Set exercise: Read through the data and report every line in which the word "color" occurs.
======== Provided information
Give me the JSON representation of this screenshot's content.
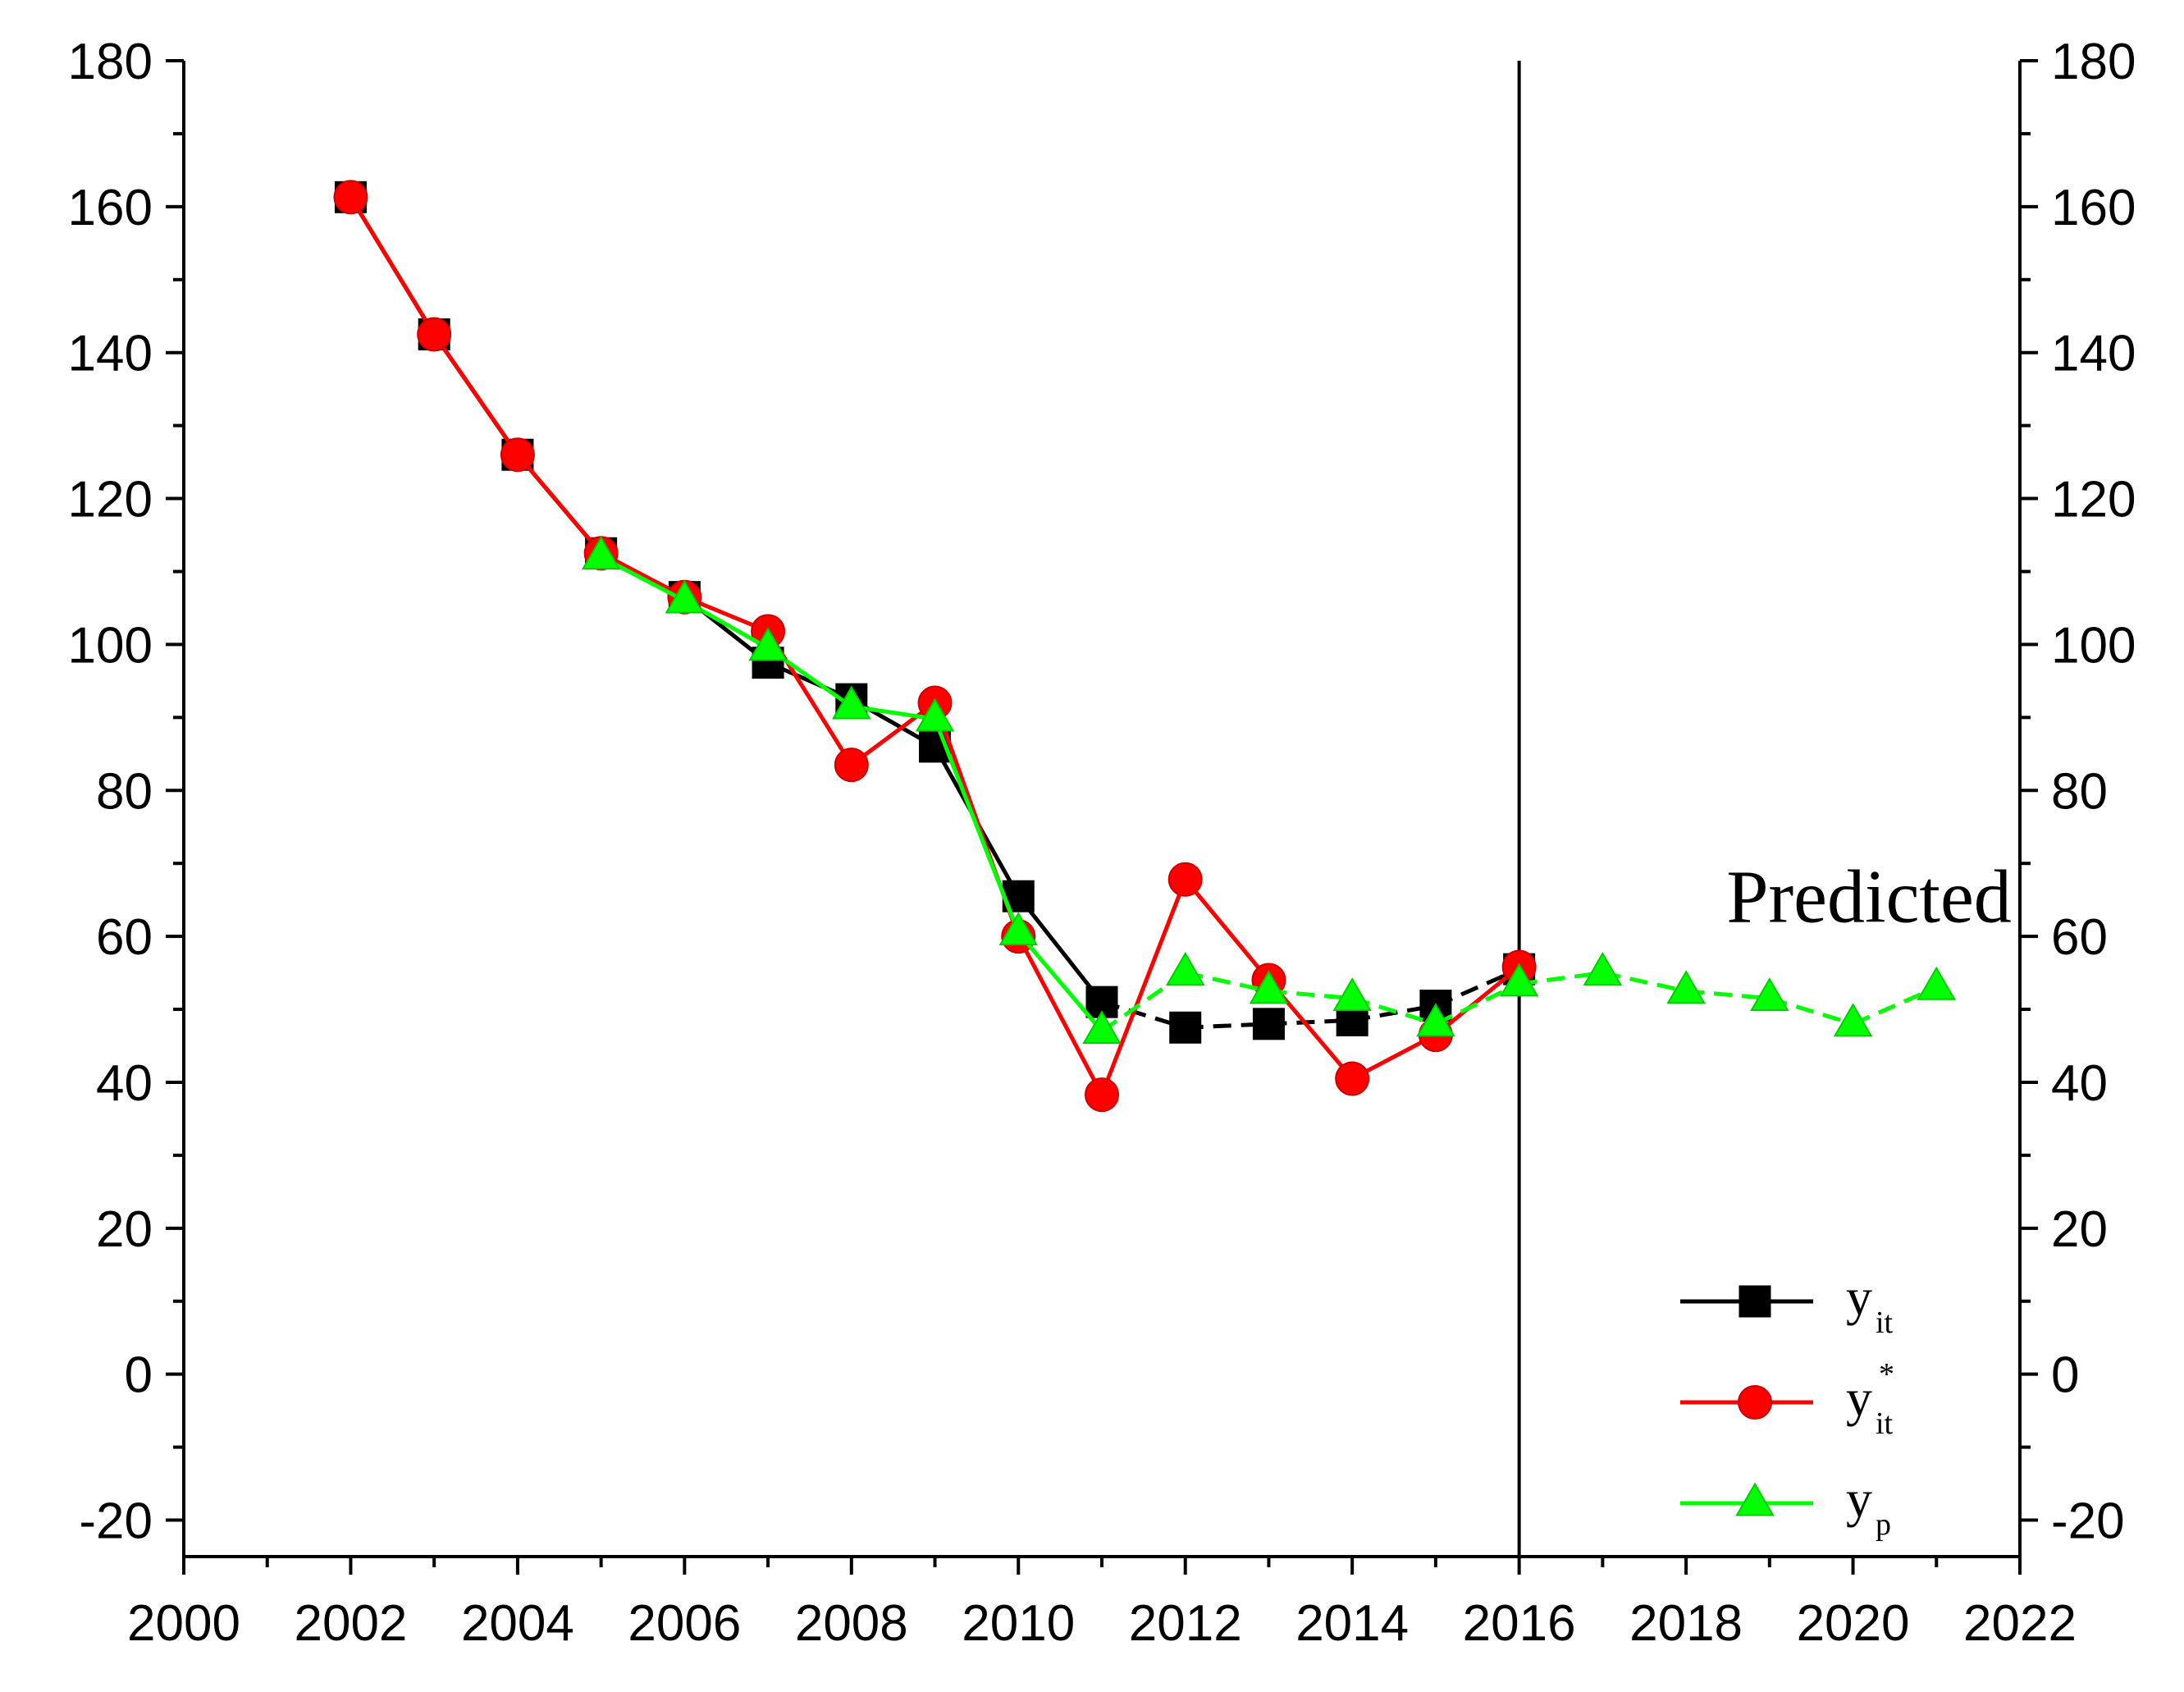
{
  "chart_data": {
    "type": "line",
    "title": "",
    "xlabel": "",
    "ylabel": "",
    "xlim": [
      2000,
      2022
    ],
    "ylim": [
      -25,
      180
    ],
    "x_ticks": [
      2000,
      2002,
      2004,
      2006,
      2008,
      2010,
      2012,
      2014,
      2016,
      2018,
      2020,
      2022
    ],
    "y_ticks": [
      -20,
      0,
      20,
      40,
      60,
      80,
      100,
      120,
      140,
      160,
      180
    ],
    "x_tick_labels": [
      "2000",
      "2002",
      "2004",
      "2006",
      "2008",
      "2010",
      "2012",
      "2014",
      "2016",
      "2018",
      "2020",
      "2022"
    ],
    "y_tick_labels": [
      "-20",
      "0",
      "20",
      "40",
      "60",
      "80",
      "100",
      "120",
      "140",
      "160",
      "180"
    ],
    "right_y_tick_labels": [
      "-20",
      "0",
      "20",
      "40",
      "60",
      "80",
      "100",
      "120",
      "140",
      "160",
      "180"
    ],
    "grid": false,
    "divider_x": 2016,
    "annotation": "Predicted",
    "legend_position": "bottom-right",
    "series": [
      {
        "name": "y_it",
        "legend_main": "y",
        "legend_sub": "it",
        "legend_sup": "",
        "color": "#000000",
        "marker": "square",
        "dashed_from": 2011,
        "x": [
          2002,
          2003,
          2004,
          2005,
          2006,
          2007,
          2008,
          2009,
          2010,
          2011,
          2012,
          2013,
          2014,
          2015,
          2016
        ],
        "y": [
          161.3,
          142.5,
          126.0,
          112.5,
          106.5,
          97.5,
          92.5,
          86.0,
          65.5,
          51.0,
          47.5,
          48.0,
          48.5,
          50.5,
          55.5
        ]
      },
      {
        "name": "y*_it",
        "legend_main": "y",
        "legend_sub": "it",
        "legend_sup": "*",
        "color": "#ff0000",
        "marker": "circle",
        "x": [
          2002,
          2003,
          2004,
          2005,
          2006,
          2007,
          2008,
          2009,
          2010,
          2011,
          2012,
          2013,
          2014,
          2015,
          2016
        ],
        "y": [
          161.3,
          142.5,
          126.0,
          112.5,
          106.5,
          101.8,
          83.5,
          92.0,
          60.0,
          38.3,
          67.8,
          54.0,
          40.5,
          46.5,
          55.8
        ]
      },
      {
        "name": "y_p",
        "legend_main": "y",
        "legend_sub": "p",
        "legend_sup": "",
        "color": "#00ff00",
        "marker": "triangle",
        "dashed_from": 2011,
        "x": [
          2005,
          2006,
          2007,
          2008,
          2009,
          2010,
          2011,
          2012,
          2013,
          2014,
          2015,
          2016,
          2017,
          2018,
          2019,
          2020,
          2021
        ],
        "y": [
          112.0,
          106.0,
          99.5,
          91.5,
          89.8,
          60.5,
          47.0,
          55.0,
          52.5,
          51.5,
          48.0,
          53.5,
          55.0,
          52.5,
          51.5,
          48.0,
          53.0
        ]
      }
    ]
  }
}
================
Result:
        "color": "#000000",
        "color": "#ff0000",
        "color": "#00ff00",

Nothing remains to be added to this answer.